▸ Set exercise: Will you print the material below without altering a single character?

(Extracts from a graphics dataset)
+-------+
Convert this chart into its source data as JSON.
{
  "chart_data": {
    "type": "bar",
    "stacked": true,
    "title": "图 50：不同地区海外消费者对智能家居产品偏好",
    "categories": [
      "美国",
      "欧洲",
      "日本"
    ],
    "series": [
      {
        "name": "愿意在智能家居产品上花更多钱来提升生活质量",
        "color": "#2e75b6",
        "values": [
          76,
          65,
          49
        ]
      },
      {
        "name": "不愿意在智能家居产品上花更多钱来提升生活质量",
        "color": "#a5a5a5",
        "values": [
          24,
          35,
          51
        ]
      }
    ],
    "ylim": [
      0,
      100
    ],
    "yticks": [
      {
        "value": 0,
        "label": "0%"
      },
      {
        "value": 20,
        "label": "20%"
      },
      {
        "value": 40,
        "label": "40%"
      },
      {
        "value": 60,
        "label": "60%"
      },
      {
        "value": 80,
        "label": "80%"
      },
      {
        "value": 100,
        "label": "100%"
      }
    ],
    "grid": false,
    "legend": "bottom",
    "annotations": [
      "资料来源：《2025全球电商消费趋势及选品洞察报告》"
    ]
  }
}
+-------+
▸ Task solution:
Convert this chart into its source data as JSON.
{
  "chart_data": {
    "type": "bar",
    "stacked": true,
    "title": "图 50：不同地区海外消费者对智能家居产品偏好",
    "categories": [
      "美国",
      "欧洲",
      "日本"
    ],
    "series": [
      {
        "name": "愿意在智能家居产品上花更多钱来提升生活质量",
        "color": "#2e75b6",
        "values": [
          76,
          65,
          49
        ]
      },
      {
        "name": "不愿意在智能家居产品上花更多钱来提升生活质量",
        "color": "#a5a5a5",
        "values": [
          24,
          35,
          51
        ]
      }
    ],
    "ylim": [
      0,
      100
    ],
    "yticks": [
      {
        "value": 0,
        "label": "0%"
      },
      {
        "value": 20,
        "label": "20%"
      },
      {
        "value": 40,
        "label": "40%"
      },
      {
        "value": 60,
        "label": "60%"
      },
      {
        "value": 80,
        "label": "80%"
      },
      {
        "value": 100,
        "label": "100%"
      }
    ],
    "grid": false,
    "legend": "bottom",
    "annotations": [
      "资料来源：《2025全球电商消费趋势及选品洞察报告》"
    ]
  }
}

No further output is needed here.